SHORT TASK
Beneath this task is a listing. State how many of its lines include the string "text", giving nothing but the number.

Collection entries
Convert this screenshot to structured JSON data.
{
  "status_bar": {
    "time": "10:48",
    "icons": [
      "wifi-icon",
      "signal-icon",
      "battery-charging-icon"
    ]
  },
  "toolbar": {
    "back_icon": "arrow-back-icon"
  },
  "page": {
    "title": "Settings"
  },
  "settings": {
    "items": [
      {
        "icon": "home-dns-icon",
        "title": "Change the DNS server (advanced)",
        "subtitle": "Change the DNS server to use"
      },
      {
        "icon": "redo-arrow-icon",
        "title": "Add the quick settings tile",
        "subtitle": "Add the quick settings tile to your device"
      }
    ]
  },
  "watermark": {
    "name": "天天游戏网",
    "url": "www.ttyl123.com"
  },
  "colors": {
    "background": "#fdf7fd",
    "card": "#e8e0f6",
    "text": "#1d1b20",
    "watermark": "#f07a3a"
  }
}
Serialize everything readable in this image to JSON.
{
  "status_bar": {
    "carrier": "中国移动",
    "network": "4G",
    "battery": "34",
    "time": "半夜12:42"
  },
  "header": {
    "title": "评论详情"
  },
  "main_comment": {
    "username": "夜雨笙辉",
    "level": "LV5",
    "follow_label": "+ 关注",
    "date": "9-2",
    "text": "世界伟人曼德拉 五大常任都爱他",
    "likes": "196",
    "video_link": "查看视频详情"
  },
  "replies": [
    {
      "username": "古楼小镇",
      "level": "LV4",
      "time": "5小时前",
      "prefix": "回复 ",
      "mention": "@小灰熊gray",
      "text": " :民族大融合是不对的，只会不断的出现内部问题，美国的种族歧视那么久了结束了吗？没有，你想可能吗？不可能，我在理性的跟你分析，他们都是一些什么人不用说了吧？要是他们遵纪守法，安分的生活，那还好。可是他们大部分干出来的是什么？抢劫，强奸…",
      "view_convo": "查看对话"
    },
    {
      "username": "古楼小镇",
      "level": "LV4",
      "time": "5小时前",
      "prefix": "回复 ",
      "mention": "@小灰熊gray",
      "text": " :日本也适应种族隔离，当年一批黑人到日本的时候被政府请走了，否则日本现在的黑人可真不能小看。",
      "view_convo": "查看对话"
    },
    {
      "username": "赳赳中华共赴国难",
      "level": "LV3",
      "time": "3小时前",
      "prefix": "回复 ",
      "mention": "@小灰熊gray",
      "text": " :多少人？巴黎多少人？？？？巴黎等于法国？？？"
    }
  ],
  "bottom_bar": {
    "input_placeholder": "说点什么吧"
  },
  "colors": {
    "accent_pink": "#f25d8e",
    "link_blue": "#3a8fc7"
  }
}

EXPECTED ANSWER
5